======== Input rows ========

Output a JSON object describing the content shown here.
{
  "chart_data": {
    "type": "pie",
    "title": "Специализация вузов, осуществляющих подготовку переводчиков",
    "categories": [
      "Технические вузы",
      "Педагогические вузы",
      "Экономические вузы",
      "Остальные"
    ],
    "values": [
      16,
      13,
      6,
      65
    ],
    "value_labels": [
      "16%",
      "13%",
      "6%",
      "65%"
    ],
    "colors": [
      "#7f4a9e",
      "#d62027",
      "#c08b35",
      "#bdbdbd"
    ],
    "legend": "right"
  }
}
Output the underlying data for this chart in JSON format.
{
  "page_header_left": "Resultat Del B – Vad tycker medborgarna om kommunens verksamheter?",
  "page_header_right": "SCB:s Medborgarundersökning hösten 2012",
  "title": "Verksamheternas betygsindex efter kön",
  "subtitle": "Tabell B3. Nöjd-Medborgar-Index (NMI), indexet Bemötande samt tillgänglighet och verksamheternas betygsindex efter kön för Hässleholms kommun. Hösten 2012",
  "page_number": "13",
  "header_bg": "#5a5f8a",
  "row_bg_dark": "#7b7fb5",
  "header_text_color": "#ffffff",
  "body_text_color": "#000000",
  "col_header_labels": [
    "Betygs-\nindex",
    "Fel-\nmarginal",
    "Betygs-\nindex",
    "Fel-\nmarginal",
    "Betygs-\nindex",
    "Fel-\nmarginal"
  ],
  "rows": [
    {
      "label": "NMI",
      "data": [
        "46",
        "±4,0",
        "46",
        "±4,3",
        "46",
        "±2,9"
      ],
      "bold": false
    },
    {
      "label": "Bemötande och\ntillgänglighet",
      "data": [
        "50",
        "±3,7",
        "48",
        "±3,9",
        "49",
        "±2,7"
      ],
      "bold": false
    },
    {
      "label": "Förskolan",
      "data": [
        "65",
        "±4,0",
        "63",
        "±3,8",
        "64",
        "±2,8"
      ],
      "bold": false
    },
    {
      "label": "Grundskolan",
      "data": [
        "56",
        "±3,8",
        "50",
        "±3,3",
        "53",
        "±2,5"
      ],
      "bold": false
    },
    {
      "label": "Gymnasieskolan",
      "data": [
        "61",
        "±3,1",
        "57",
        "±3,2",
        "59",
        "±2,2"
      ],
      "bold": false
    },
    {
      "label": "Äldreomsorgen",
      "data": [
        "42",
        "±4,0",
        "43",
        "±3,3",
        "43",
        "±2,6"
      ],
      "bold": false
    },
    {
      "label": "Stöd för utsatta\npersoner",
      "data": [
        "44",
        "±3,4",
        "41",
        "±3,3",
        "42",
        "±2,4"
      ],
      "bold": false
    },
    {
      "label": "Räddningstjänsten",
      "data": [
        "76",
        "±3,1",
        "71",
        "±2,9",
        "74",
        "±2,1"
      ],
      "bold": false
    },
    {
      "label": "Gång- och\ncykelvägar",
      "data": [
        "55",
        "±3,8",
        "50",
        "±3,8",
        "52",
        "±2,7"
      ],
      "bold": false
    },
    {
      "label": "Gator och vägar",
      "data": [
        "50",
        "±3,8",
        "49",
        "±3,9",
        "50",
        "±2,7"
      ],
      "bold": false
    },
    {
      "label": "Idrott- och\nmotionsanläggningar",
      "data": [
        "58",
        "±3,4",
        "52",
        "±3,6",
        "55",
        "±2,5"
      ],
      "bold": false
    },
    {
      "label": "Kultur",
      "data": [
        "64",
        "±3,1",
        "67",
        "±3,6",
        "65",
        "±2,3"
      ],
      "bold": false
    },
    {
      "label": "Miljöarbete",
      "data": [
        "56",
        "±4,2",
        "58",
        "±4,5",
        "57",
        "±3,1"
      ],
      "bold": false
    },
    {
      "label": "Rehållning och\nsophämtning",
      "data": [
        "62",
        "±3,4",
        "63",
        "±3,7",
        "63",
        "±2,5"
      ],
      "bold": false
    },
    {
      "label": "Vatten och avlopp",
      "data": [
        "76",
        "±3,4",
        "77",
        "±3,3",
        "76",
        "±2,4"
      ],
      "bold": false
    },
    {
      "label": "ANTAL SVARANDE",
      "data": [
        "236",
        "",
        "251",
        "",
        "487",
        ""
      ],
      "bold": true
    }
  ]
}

========

Challenge: Only the number is needed here: how many lines of the records contain "вузы"?

Output for this exercise: 3